-- START --

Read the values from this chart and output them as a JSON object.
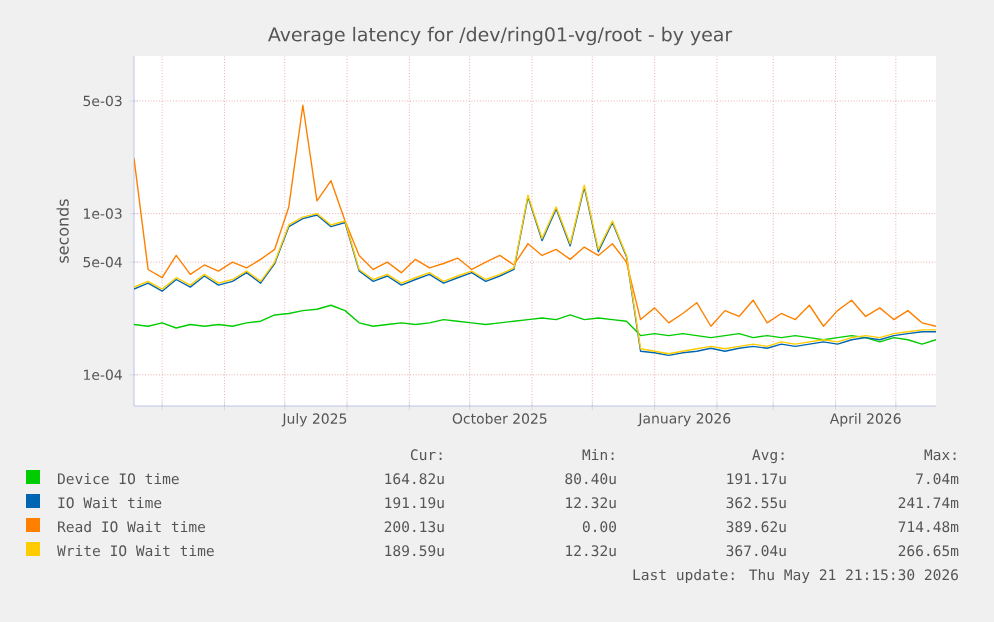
{
  "chart_data": {
    "type": "line",
    "title": "Average latency for /dev/ring01-vg/root - by year",
    "ylabel": "seconds",
    "log": "y",
    "grid": true,
    "legend": "bottom",
    "xlim": [
      "2025-04-17",
      "2026-05-21"
    ],
    "ylim": [
      6.4e-05,
      0.0095
    ],
    "yticks": [
      {
        "value": 0.0001,
        "label": "1e-04"
      },
      {
        "value": 0.0005,
        "label": "5e-04"
      },
      {
        "value": 0.001,
        "label": "1e-03"
      },
      {
        "value": 0.005,
        "label": "5e-03"
      }
    ],
    "xticks": [
      {
        "value": "2025-05-01",
        "label": null
      },
      {
        "value": "2025-06-01",
        "label": null
      },
      {
        "value": "2025-07-01",
        "label": null
      },
      {
        "value": "2025-08-01",
        "label": null
      },
      {
        "value": "2025-09-01",
        "label": null
      },
      {
        "value": "2025-10-01",
        "label": null
      },
      {
        "value": "2025-11-01",
        "label": null
      },
      {
        "value": "2025-12-01",
        "label": null
      },
      {
        "value": "2026-01-01",
        "label": null
      },
      {
        "value": "2026-02-01",
        "label": null
      },
      {
        "value": "2026-03-01",
        "label": null
      },
      {
        "value": "2026-04-01",
        "label": null
      },
      {
        "value": "2026-05-01",
        "label": null
      },
      {
        "value": "2025-07-16",
        "label": "July 2025"
      },
      {
        "value": "2025-10-16",
        "label": "October 2025"
      },
      {
        "value": "2026-01-16",
        "label": "January 2026"
      },
      {
        "value": "2026-04-16",
        "label": "April 2026"
      }
    ],
    "x": [
      "2025-04-17",
      "2025-04-24",
      "2025-05-01",
      "2025-05-08",
      "2025-05-15",
      "2025-05-22",
      "2025-05-29",
      "2025-06-05",
      "2025-06-12",
      "2025-06-19",
      "2025-06-26",
      "2025-07-03",
      "2025-07-10",
      "2025-07-17",
      "2025-07-24",
      "2025-07-31",
      "2025-08-07",
      "2025-08-14",
      "2025-08-21",
      "2025-08-28",
      "2025-09-04",
      "2025-09-11",
      "2025-09-18",
      "2025-09-25",
      "2025-10-02",
      "2025-10-09",
      "2025-10-16",
      "2025-10-23",
      "2025-10-30",
      "2025-11-06",
      "2025-11-13",
      "2025-11-20",
      "2025-11-27",
      "2025-12-04",
      "2025-12-11",
      "2025-12-18",
      "2025-12-25",
      "2026-01-01",
      "2026-01-08",
      "2026-01-15",
      "2026-01-22",
      "2026-01-29",
      "2026-02-05",
      "2026-02-12",
      "2026-02-19",
      "2026-02-26",
      "2026-03-05",
      "2026-03-12",
      "2026-03-19",
      "2026-03-26",
      "2026-04-02",
      "2026-04-09",
      "2026-04-16",
      "2026-04-23",
      "2026-04-30",
      "2026-05-07",
      "2026-05-14",
      "2026-05-21"
    ],
    "series": [
      {
        "name": "Device IO time",
        "color": "#00cc00",
        "values": [
          0.000205,
          0.0002,
          0.00021,
          0.000195,
          0.000205,
          0.0002,
          0.000205,
          0.0002,
          0.00021,
          0.000215,
          0.000235,
          0.00024,
          0.00025,
          0.000255,
          0.00027,
          0.00025,
          0.00021,
          0.0002,
          0.000205,
          0.00021,
          0.000205,
          0.00021,
          0.00022,
          0.000215,
          0.00021,
          0.000205,
          0.00021,
          0.000215,
          0.00022,
          0.000225,
          0.00022,
          0.000235,
          0.00022,
          0.000225,
          0.00022,
          0.000215,
          0.000175,
          0.00018,
          0.000175,
          0.00018,
          0.000175,
          0.00017,
          0.000175,
          0.00018,
          0.00017,
          0.000175,
          0.00017,
          0.000175,
          0.00017,
          0.000165,
          0.00017,
          0.000175,
          0.00017,
          0.00016,
          0.00017,
          0.000165,
          0.000155,
          0.000165
        ]
      },
      {
        "name": "IO Wait time",
        "color": "#0066b3",
        "values": [
          0.00034,
          0.00037,
          0.00033,
          0.00039,
          0.00035,
          0.00041,
          0.00036,
          0.00038,
          0.00043,
          0.00037,
          0.00049,
          0.00083,
          0.00093,
          0.00098,
          0.00083,
          0.00088,
          0.00044,
          0.00038,
          0.00041,
          0.00036,
          0.00039,
          0.00042,
          0.00037,
          0.0004,
          0.00043,
          0.00038,
          0.00041,
          0.00045,
          0.00127,
          0.00068,
          0.00107,
          0.00063,
          0.00146,
          0.00058,
          0.00088,
          0.00054,
          0.00014,
          0.000137,
          0.000132,
          0.000137,
          0.00014,
          0.000146,
          0.00014,
          0.000146,
          0.00015,
          0.000146,
          0.000155,
          0.00015,
          0.000155,
          0.00016,
          0.000155,
          0.000165,
          0.00017,
          0.000165,
          0.000175,
          0.00018,
          0.000185,
          0.000185
        ]
      },
      {
        "name": "Read IO Wait time",
        "color": "#ff8000",
        "values": [
          0.0022,
          0.00045,
          0.0004,
          0.00055,
          0.00042,
          0.00048,
          0.00044,
          0.0005,
          0.00046,
          0.00052,
          0.0006,
          0.0011,
          0.0047,
          0.0012,
          0.0016,
          0.0009,
          0.00055,
          0.00045,
          0.0005,
          0.00043,
          0.00052,
          0.00046,
          0.00049,
          0.00053,
          0.00045,
          0.0005,
          0.00055,
          0.00048,
          0.00065,
          0.00055,
          0.0006,
          0.00052,
          0.00062,
          0.00055,
          0.00065,
          0.0005,
          0.00022,
          0.00026,
          0.00021,
          0.00024,
          0.00028,
          0.0002,
          0.00025,
          0.00023,
          0.00029,
          0.00021,
          0.00024,
          0.00022,
          0.00027,
          0.0002,
          0.00025,
          0.00029,
          0.00023,
          0.00026,
          0.00022,
          0.00025,
          0.00021,
          0.0002
        ]
      },
      {
        "name": "Write IO Wait time",
        "color": "#ffcc00",
        "values": [
          0.00035,
          0.00038,
          0.00034,
          0.0004,
          0.00036,
          0.00042,
          0.00037,
          0.00039,
          0.00044,
          0.00038,
          0.0005,
          0.00085,
          0.00095,
          0.001,
          0.00085,
          0.0009,
          0.00045,
          0.00039,
          0.00042,
          0.00037,
          0.0004,
          0.00043,
          0.00038,
          0.00041,
          0.00044,
          0.00039,
          0.00042,
          0.00046,
          0.0013,
          0.0007,
          0.0011,
          0.00065,
          0.0015,
          0.0006,
          0.0009,
          0.00055,
          0.000145,
          0.00014,
          0.000135,
          0.00014,
          0.000145,
          0.00015,
          0.000145,
          0.00015,
          0.000155,
          0.00015,
          0.00016,
          0.000155,
          0.00016,
          0.000165,
          0.00016,
          0.00017,
          0.000175,
          0.00017,
          0.00018,
          0.000185,
          0.00019,
          0.00019
        ]
      }
    ],
    "annotations": [
      "Cur:",
      "Min:",
      "Avg:",
      "Max:",
      "164.82u",
      "80.40u",
      "191.17u",
      "7.04m",
      "191.19u",
      "12.32u",
      "362.55u",
      "241.74m",
      "200.13u",
      "0.00",
      "389.62u",
      "714.48m",
      "189.59u",
      "12.32u",
      "367.04u",
      "266.65m",
      "Last update: Thu May 21 21:15:30 2026"
    ]
  }
}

-- END --

Written exercise = Repeat the material above verbatim. Leave the pictures behind.

Answer for the task =
Read the values from this chart and output them as a JSON object.
{
  "chart_data": {
    "type": "line",
    "title": "Average latency for /dev/ring01-vg/root - by year",
    "ylabel": "seconds",
    "log": "y",
    "grid": true,
    "legend": "bottom",
    "xlim": [
      "2025-04-17",
      "2026-05-21"
    ],
    "ylim": [
      6.4e-05,
      0.0095
    ],
    "yticks": [
      {
        "value": 0.0001,
        "label": "1e-04"
      },
      {
        "value": 0.0005,
        "label": "5e-04"
      },
      {
        "value": 0.001,
        "label": "1e-03"
      },
      {
        "value": 0.005,
        "label": "5e-03"
      }
    ],
    "xticks": [
      {
        "value": "2025-05-01",
        "label": null
      },
      {
        "value": "2025-06-01",
        "label": null
      },
      {
        "value": "2025-07-01",
        "label": null
      },
      {
        "value": "2025-08-01",
        "label": null
      },
      {
        "value": "2025-09-01",
        "label": null
      },
      {
        "value": "2025-10-01",
        "label": null
      },
      {
        "value": "2025-11-01",
        "label": null
      },
      {
        "value": "2025-12-01",
        "label": null
      },
      {
        "value": "2026-01-01",
        "label": null
      },
      {
        "value": "2026-02-01",
        "label": null
      },
      {
        "value": "2026-03-01",
        "label": null
      },
      {
        "value": "2026-04-01",
        "label": null
      },
      {
        "value": "2026-05-01",
        "label": null
      },
      {
        "value": "2025-07-16",
        "label": "July 2025"
      },
      {
        "value": "2025-10-16",
        "label": "October 2025"
      },
      {
        "value": "2026-01-16",
        "label": "January 2026"
      },
      {
        "value": "2026-04-16",
        "label": "April 2026"
      }
    ],
    "x": [
      "2025-04-17",
      "2025-04-24",
      "2025-05-01",
      "2025-05-08",
      "2025-05-15",
      "2025-05-22",
      "2025-05-29",
      "2025-06-05",
      "2025-06-12",
      "2025-06-19",
      "2025-06-26",
      "2025-07-03",
      "2025-07-10",
      "2025-07-17",
      "2025-07-24",
      "2025-07-31",
      "2025-08-07",
      "2025-08-14",
      "2025-08-21",
      "2025-08-28",
      "2025-09-04",
      "2025-09-11",
      "2025-09-18",
      "2025-09-25",
      "2025-10-02",
      "2025-10-09",
      "2025-10-16",
      "2025-10-23",
      "2025-10-30",
      "2025-11-06",
      "2025-11-13",
      "2025-11-20",
      "2025-11-27",
      "2025-12-04",
      "2025-12-11",
      "2025-12-18",
      "2025-12-25",
      "2026-01-01",
      "2026-01-08",
      "2026-01-15",
      "2026-01-22",
      "2026-01-29",
      "2026-02-05",
      "2026-02-12",
      "2026-02-19",
      "2026-02-26",
      "2026-03-05",
      "2026-03-12",
      "2026-03-19",
      "2026-03-26",
      "2026-04-02",
      "2026-04-09",
      "2026-04-16",
      "2026-04-23",
      "2026-04-30",
      "2026-05-07",
      "2026-05-14",
      "2026-05-21"
    ],
    "series": [
      {
        "name": "Device IO time",
        "color": "#00cc00",
        "values": [
          0.000205,
          0.0002,
          0.00021,
          0.000195,
          0.000205,
          0.0002,
          0.000205,
          0.0002,
          0.00021,
          0.000215,
          0.000235,
          0.00024,
          0.00025,
          0.000255,
          0.00027,
          0.00025,
          0.00021,
          0.0002,
          0.000205,
          0.00021,
          0.000205,
          0.00021,
          0.00022,
          0.000215,
          0.00021,
          0.000205,
          0.00021,
          0.000215,
          0.00022,
          0.000225,
          0.00022,
          0.000235,
          0.00022,
          0.000225,
          0.00022,
          0.000215,
          0.000175,
          0.00018,
          0.000175,
          0.00018,
          0.000175,
          0.00017,
          0.000175,
          0.00018,
          0.00017,
          0.000175,
          0.00017,
          0.000175,
          0.00017,
          0.000165,
          0.00017,
          0.000175,
          0.00017,
          0.00016,
          0.00017,
          0.000165,
          0.000155,
          0.000165
        ]
      },
      {
        "name": "IO Wait time",
        "color": "#0066b3",
        "values": [
          0.00034,
          0.00037,
          0.00033,
          0.00039,
          0.00035,
          0.00041,
          0.00036,
          0.00038,
          0.00043,
          0.00037,
          0.00049,
          0.00083,
          0.00093,
          0.00098,
          0.00083,
          0.00088,
          0.00044,
          0.00038,
          0.00041,
          0.00036,
          0.00039,
          0.00042,
          0.00037,
          0.0004,
          0.00043,
          0.00038,
          0.00041,
          0.00045,
          0.00127,
          0.00068,
          0.00107,
          0.00063,
          0.00146,
          0.00058,
          0.00088,
          0.00054,
          0.00014,
          0.000137,
          0.000132,
          0.000137,
          0.00014,
          0.000146,
          0.00014,
          0.000146,
          0.00015,
          0.000146,
          0.000155,
          0.00015,
          0.000155,
          0.00016,
          0.000155,
          0.000165,
          0.00017,
          0.000165,
          0.000175,
          0.00018,
          0.000185,
          0.000185
        ]
      },
      {
        "name": "Read IO Wait time",
        "color": "#ff8000",
        "values": [
          0.0022,
          0.00045,
          0.0004,
          0.00055,
          0.00042,
          0.00048,
          0.00044,
          0.0005,
          0.00046,
          0.00052,
          0.0006,
          0.0011,
          0.0047,
          0.0012,
          0.0016,
          0.0009,
          0.00055,
          0.00045,
          0.0005,
          0.00043,
          0.00052,
          0.00046,
          0.00049,
          0.00053,
          0.00045,
          0.0005,
          0.00055,
          0.00048,
          0.00065,
          0.00055,
          0.0006,
          0.00052,
          0.00062,
          0.00055,
          0.00065,
          0.0005,
          0.00022,
          0.00026,
          0.00021,
          0.00024,
          0.00028,
          0.0002,
          0.00025,
          0.00023,
          0.00029,
          0.00021,
          0.00024,
          0.00022,
          0.00027,
          0.0002,
          0.00025,
          0.00029,
          0.00023,
          0.00026,
          0.00022,
          0.00025,
          0.00021,
          0.0002
        ]
      },
      {
        "name": "Write IO Wait time",
        "color": "#ffcc00",
        "values": [
          0.00035,
          0.00038,
          0.00034,
          0.0004,
          0.00036,
          0.00042,
          0.00037,
          0.00039,
          0.00044,
          0.00038,
          0.0005,
          0.00085,
          0.00095,
          0.001,
          0.00085,
          0.0009,
          0.00045,
          0.00039,
          0.00042,
          0.00037,
          0.0004,
          0.00043,
          0.00038,
          0.00041,
          0.00044,
          0.00039,
          0.00042,
          0.00046,
          0.0013,
          0.0007,
          0.0011,
          0.00065,
          0.0015,
          0.0006,
          0.0009,
          0.00055,
          0.000145,
          0.00014,
          0.000135,
          0.00014,
          0.000145,
          0.00015,
          0.000145,
          0.00015,
          0.000155,
          0.00015,
          0.00016,
          0.000155,
          0.00016,
          0.000165,
          0.00016,
          0.00017,
          0.000175,
          0.00017,
          0.00018,
          0.000185,
          0.00019,
          0.00019
        ]
      }
    ],
    "annotations": [
      "Cur:",
      "Min:",
      "Avg:",
      "Max:",
      "164.82u",
      "80.40u",
      "191.17u",
      "7.04m",
      "191.19u",
      "12.32u",
      "362.55u",
      "241.74m",
      "200.13u",
      "0.00",
      "389.62u",
      "714.48m",
      "189.59u",
      "12.32u",
      "367.04u",
      "266.65m",
      "Last update: Thu May 21 21:15:30 2026"
    ]
  }
}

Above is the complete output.